* REQUIRED WORK *
Repeat the data below word for word, leaving out the pictures.

## start

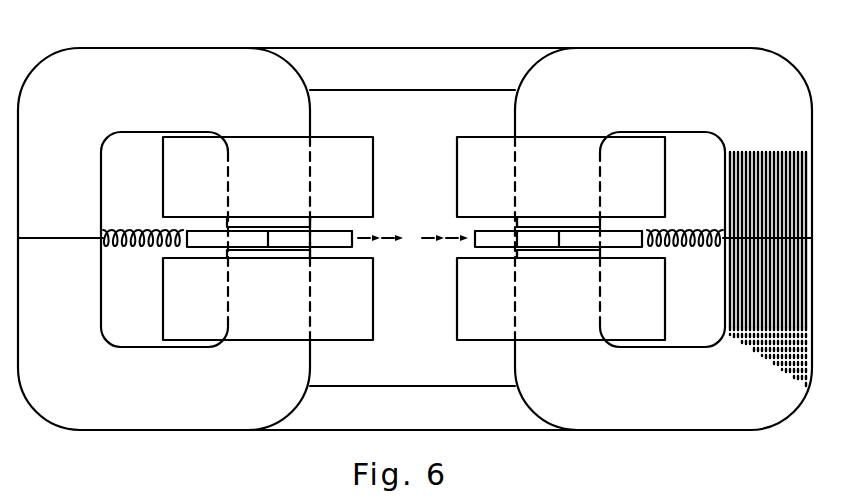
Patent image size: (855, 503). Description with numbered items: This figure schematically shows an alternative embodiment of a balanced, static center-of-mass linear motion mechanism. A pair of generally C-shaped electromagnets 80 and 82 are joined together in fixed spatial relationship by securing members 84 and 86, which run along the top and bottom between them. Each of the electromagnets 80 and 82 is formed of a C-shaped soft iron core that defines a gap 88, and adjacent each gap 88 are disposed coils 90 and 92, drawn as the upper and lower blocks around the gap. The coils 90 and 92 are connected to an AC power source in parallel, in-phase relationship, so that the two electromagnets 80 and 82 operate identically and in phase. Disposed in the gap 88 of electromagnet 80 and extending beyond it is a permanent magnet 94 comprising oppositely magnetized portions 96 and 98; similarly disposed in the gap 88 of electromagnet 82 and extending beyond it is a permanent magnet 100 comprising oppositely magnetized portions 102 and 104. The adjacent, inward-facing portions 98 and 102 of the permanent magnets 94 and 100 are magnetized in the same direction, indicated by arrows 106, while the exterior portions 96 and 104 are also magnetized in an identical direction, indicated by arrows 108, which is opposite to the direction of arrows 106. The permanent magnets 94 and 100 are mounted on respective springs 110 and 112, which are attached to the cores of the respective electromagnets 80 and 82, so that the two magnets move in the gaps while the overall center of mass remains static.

The electromagnet 80 is at (663, 63).
The electromagnet 82 is at (145, 63).
The securing member 84 is at (387, 63).
The securing member 86 is at (490, 417).
The gap 88 is at (262, 247).
The coil 90 is at (373, 188).
The coil 92 is at (373, 298).
The permanent magnet 94 is at (547, 241).
The oppositely magnetized portion 96 is at (628, 237).
The oppositely magnetized portion 98 is at (493, 237).
The permanent magnet 100 is at (281, 241).
The oppositely magnetized portion 102 is at (333, 237).
The oppositely magnetized portion 104 is at (207, 237).
The arrows 106 is at (311, 240).
The arrows 108 is at (226, 240).
The spring 110 is at (687, 232).
The spring 112 is at (130, 228).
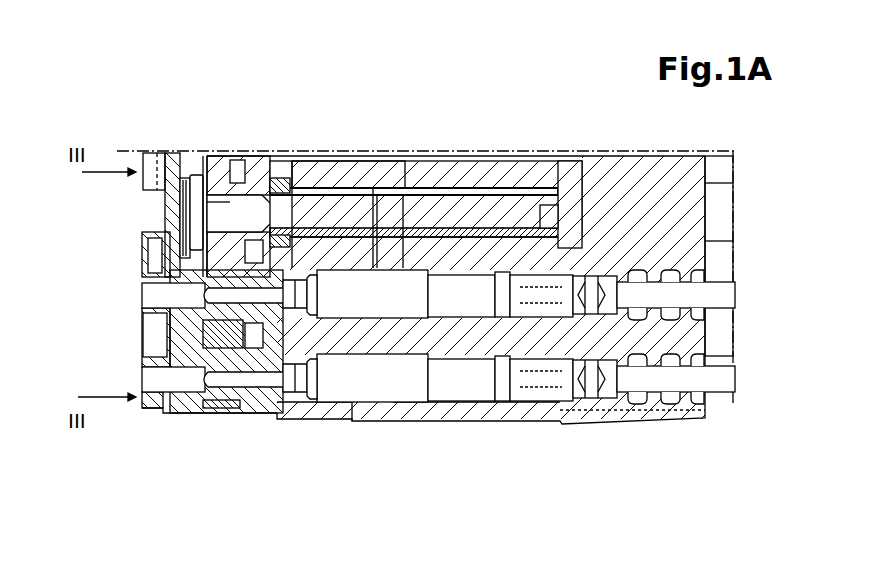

## end

* EXERCISE ANSWER *
Patent image size: (855, 503). Description with numbered items: This figure schematically shows an alternative embodiment of a balanced, static center-of-mass linear motion mechanism. A pair of generally C-shaped electromagnets 80 and 82 are joined together in fixed spatial relationship by securing members 84 and 86, which run along the top and bottom between them. Each of the electromagnets 80 and 82 is formed of a C-shaped soft iron core that defines a gap 88, and adjacent each gap 88 are disposed coils 90 and 92, drawn as the upper and lower blocks around the gap. The coils 90 and 92 are connected to an AC power source in parallel, in-phase relationship, so that the two electromagnets 80 and 82 operate identically and in phase. Disposed in the gap 88 of electromagnet 80 and extending beyond it is a permanent magnet 94 comprising oppositely magnetized portions 96 and 98; similarly disposed in the gap 88 of electromagnet 82 and extending beyond it is a permanent magnet 100 comprising oppositely magnetized portions 102 and 104. The adjacent, inward-facing portions 98 and 102 of the permanent magnets 94 and 100 are magnetized in the same direction, indicated by arrows 106, while the exterior portions 96 and 104 are also magnetized in an identical direction, indicated by arrows 108, which is opposite to the direction of arrows 106. The permanent magnets 94 and 100 are mounted on respective springs 110 and 112, which are attached to the cores of the respective electromagnets 80 and 82, so that the two magnets move in the gaps while the overall center of mass remains static.

The electromagnet 80 is at (663, 63).
The electromagnet 82 is at (145, 63).
The securing member 84 is at (387, 63).
The securing member 86 is at (490, 417).
The gap 88 is at (262, 247).
The coil 90 is at (373, 188).
The coil 92 is at (373, 298).
The permanent magnet 94 is at (547, 241).
The oppositely magnetized portion 96 is at (628, 237).
The oppositely magnetized portion 98 is at (493, 237).
The permanent magnet 100 is at (281, 241).
The oppositely magnetized portion 102 is at (333, 237).
The oppositely magnetized portion 104 is at (207, 237).
The arrows 106 is at (311, 240).
The arrows 108 is at (226, 240).
The spring 110 is at (687, 232).
The spring 112 is at (130, 228).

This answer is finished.